Extracted data entries:
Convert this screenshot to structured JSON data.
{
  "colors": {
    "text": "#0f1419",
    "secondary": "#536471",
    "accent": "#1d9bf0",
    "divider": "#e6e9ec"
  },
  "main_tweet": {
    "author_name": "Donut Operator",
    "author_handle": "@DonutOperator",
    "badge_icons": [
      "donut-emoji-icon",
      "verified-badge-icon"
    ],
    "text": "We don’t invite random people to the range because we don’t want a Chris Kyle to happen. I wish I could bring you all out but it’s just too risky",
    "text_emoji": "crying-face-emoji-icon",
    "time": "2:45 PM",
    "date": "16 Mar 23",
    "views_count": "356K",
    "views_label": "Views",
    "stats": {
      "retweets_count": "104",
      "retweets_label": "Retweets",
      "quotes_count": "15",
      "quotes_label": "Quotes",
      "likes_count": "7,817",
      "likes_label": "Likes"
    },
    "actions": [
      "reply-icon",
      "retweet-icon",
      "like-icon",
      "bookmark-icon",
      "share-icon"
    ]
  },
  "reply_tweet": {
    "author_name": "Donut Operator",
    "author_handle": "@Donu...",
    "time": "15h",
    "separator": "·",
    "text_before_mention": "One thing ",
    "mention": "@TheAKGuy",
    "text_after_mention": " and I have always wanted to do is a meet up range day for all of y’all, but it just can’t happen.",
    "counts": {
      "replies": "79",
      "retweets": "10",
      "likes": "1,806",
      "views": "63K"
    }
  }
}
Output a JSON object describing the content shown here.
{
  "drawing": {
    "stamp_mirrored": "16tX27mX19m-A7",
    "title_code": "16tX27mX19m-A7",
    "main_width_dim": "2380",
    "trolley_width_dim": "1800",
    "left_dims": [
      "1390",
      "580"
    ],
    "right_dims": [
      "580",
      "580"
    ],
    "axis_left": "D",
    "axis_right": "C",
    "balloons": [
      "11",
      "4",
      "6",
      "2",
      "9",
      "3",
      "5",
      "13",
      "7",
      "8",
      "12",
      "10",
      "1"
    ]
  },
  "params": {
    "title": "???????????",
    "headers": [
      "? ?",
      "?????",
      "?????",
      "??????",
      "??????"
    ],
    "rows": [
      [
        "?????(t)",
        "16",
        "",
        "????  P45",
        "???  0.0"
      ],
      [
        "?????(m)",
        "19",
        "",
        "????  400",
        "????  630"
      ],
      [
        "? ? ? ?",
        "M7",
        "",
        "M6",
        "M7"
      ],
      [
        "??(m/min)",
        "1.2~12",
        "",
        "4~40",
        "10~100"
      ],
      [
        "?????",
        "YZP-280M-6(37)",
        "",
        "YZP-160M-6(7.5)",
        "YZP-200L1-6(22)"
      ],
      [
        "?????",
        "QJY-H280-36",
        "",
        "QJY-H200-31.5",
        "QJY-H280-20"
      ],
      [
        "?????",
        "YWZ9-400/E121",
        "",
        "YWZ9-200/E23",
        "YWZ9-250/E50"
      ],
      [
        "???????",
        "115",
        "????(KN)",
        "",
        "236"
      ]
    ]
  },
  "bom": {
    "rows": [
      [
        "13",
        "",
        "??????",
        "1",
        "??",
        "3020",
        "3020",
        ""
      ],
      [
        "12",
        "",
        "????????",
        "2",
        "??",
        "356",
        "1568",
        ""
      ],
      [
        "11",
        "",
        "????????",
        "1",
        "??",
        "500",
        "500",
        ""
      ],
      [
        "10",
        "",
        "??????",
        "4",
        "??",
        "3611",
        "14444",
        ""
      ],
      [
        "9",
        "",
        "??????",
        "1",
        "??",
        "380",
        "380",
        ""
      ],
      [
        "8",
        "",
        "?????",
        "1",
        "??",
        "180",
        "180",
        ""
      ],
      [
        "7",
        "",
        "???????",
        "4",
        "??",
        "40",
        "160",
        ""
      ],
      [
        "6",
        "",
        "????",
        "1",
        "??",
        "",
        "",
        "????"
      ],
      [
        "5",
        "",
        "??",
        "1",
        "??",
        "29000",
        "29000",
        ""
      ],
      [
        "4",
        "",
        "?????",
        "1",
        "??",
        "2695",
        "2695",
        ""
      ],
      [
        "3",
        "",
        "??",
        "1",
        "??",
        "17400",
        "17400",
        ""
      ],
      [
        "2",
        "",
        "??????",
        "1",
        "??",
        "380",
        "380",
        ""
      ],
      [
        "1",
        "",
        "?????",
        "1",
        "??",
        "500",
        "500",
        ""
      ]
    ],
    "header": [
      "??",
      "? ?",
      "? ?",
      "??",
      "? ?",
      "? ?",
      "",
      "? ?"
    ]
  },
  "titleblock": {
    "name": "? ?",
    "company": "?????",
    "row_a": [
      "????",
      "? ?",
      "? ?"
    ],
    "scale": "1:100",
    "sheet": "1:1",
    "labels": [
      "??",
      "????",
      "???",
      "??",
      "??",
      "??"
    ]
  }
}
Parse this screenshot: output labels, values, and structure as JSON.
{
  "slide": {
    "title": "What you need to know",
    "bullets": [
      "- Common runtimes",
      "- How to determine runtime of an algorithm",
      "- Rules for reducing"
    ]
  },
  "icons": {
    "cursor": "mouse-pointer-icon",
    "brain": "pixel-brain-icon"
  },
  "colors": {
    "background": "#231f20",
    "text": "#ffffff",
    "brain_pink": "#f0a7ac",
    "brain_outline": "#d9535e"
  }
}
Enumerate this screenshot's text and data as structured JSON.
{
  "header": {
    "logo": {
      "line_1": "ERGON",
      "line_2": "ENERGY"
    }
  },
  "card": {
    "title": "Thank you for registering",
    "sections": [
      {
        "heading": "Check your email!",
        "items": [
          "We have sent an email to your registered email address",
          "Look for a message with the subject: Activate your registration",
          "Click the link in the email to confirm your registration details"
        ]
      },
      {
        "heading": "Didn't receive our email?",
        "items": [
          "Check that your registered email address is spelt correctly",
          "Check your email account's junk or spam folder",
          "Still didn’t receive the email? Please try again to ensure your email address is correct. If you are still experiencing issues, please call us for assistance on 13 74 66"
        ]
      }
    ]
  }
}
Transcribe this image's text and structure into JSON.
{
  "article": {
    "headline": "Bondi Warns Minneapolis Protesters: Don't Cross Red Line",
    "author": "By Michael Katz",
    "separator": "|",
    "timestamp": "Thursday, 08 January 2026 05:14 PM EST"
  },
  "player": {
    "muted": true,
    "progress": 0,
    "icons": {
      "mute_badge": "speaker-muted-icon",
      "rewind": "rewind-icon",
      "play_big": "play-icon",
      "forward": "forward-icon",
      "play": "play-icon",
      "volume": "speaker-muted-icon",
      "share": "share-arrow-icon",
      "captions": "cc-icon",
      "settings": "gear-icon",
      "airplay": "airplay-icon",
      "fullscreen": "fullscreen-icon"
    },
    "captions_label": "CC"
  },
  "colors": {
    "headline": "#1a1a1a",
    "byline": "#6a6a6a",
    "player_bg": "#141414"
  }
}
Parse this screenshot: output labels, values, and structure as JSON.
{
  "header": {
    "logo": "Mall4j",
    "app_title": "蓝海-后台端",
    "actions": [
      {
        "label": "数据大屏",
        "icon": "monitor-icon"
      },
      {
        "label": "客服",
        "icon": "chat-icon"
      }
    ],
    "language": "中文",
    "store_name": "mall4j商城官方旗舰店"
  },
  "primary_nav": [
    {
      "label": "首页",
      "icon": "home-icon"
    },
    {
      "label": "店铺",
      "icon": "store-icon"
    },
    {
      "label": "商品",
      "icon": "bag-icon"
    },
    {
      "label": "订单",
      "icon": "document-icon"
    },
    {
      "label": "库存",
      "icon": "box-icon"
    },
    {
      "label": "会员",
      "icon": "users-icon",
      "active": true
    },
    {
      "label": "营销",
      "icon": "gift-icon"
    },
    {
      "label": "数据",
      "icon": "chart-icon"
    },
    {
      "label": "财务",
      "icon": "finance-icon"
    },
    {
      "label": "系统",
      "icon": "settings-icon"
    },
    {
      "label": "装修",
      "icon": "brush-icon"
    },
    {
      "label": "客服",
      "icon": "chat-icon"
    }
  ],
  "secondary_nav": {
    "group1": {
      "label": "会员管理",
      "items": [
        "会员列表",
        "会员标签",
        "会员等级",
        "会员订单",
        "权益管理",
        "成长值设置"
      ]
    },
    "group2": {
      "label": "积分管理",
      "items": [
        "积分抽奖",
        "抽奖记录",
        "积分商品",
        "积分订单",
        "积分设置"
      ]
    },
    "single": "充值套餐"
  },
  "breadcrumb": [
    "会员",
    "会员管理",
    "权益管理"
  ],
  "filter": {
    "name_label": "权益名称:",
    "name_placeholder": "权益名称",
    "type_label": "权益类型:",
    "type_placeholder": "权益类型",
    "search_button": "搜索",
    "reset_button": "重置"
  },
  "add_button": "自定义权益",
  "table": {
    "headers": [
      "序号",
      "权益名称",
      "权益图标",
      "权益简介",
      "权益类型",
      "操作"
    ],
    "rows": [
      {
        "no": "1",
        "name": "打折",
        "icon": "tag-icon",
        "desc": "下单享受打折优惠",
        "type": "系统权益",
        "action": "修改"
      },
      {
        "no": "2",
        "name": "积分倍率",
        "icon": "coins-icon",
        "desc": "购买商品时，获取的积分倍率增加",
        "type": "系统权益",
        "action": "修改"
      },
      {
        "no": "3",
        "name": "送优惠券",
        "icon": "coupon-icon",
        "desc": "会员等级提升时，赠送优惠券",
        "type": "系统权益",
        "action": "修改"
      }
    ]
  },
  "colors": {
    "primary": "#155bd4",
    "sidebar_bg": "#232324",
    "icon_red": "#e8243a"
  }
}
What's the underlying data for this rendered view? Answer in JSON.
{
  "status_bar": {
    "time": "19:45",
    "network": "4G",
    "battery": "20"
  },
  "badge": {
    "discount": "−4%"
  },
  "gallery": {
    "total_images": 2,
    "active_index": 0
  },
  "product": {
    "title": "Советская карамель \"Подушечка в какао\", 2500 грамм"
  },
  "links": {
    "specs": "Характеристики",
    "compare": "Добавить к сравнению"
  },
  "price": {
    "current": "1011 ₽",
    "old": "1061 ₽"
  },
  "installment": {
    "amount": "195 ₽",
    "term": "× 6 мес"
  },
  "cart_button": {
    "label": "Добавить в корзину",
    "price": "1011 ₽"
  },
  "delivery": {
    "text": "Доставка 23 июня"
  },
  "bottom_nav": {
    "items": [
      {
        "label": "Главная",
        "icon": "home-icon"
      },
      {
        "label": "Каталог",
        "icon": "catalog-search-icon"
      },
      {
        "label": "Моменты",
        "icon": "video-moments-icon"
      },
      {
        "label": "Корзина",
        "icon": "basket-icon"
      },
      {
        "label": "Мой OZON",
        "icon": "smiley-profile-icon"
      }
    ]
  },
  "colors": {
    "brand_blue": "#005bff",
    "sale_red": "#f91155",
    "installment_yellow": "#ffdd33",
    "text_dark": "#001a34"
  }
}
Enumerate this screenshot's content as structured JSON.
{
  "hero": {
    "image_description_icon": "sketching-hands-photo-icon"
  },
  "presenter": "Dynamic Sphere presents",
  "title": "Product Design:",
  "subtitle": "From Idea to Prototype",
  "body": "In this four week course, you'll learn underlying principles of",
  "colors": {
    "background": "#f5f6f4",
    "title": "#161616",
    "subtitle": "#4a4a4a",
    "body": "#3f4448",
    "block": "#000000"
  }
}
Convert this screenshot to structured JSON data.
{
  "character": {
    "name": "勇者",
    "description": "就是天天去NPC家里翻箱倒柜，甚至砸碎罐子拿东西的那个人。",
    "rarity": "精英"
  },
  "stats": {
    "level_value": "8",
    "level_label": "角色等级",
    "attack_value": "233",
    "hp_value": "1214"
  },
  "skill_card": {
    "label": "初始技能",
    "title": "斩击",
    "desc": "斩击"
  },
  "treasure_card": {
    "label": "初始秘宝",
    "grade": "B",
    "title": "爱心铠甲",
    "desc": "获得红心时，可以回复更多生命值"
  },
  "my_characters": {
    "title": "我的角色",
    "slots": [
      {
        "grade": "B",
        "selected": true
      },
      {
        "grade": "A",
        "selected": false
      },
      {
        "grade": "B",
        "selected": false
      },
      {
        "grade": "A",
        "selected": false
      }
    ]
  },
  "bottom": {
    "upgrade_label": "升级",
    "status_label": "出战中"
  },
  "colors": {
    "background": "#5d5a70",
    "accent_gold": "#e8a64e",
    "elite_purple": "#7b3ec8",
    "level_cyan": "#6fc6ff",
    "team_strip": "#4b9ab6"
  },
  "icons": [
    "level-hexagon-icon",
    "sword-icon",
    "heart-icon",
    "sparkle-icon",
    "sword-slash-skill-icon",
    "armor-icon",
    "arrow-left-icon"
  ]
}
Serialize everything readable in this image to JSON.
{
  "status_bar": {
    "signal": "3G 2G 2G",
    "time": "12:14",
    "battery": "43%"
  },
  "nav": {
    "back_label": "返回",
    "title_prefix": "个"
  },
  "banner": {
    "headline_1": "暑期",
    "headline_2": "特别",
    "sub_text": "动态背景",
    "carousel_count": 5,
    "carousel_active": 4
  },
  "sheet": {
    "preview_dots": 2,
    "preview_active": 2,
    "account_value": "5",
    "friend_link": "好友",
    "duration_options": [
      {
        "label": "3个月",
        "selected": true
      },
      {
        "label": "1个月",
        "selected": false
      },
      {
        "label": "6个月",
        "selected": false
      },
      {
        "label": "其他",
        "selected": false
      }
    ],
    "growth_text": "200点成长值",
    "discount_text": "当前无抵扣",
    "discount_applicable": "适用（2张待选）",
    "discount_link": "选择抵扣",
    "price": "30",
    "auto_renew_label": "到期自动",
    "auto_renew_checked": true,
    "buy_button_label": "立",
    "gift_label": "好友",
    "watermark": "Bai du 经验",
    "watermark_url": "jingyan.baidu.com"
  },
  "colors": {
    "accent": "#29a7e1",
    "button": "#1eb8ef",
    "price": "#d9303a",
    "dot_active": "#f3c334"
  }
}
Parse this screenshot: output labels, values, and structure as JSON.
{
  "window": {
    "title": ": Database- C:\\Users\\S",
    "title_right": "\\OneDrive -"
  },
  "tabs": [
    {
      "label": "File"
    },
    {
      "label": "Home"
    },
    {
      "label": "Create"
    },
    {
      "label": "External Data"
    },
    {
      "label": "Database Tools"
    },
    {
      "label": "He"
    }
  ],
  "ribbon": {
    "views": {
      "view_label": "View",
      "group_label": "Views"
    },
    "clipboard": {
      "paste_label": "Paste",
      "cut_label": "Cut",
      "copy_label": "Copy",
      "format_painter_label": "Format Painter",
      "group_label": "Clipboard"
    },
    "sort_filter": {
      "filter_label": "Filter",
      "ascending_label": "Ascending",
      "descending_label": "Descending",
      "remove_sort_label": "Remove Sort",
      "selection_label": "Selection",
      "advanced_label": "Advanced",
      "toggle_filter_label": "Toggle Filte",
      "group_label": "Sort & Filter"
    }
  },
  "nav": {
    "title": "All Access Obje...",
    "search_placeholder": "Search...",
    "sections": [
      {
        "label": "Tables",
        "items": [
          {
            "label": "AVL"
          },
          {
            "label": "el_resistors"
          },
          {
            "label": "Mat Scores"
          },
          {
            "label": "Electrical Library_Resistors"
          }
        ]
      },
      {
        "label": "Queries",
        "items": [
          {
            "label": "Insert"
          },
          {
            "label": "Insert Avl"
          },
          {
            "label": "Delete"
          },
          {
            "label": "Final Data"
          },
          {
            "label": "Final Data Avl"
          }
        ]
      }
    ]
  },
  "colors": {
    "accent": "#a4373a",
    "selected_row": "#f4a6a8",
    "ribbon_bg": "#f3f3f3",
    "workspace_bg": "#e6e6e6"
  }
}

## [The request]
Locate each line with the word "happen" and copy it.

## [Answer for the task]
    "text": "We don’t invite random people to the range because we don’t want a Chris Kyle to happen. I wish I could bring you all out but it’s just too risky",
    "text_after_mention": " and I have always wanted to do is a meet up range day for all of y’all, but it just can’t happen.",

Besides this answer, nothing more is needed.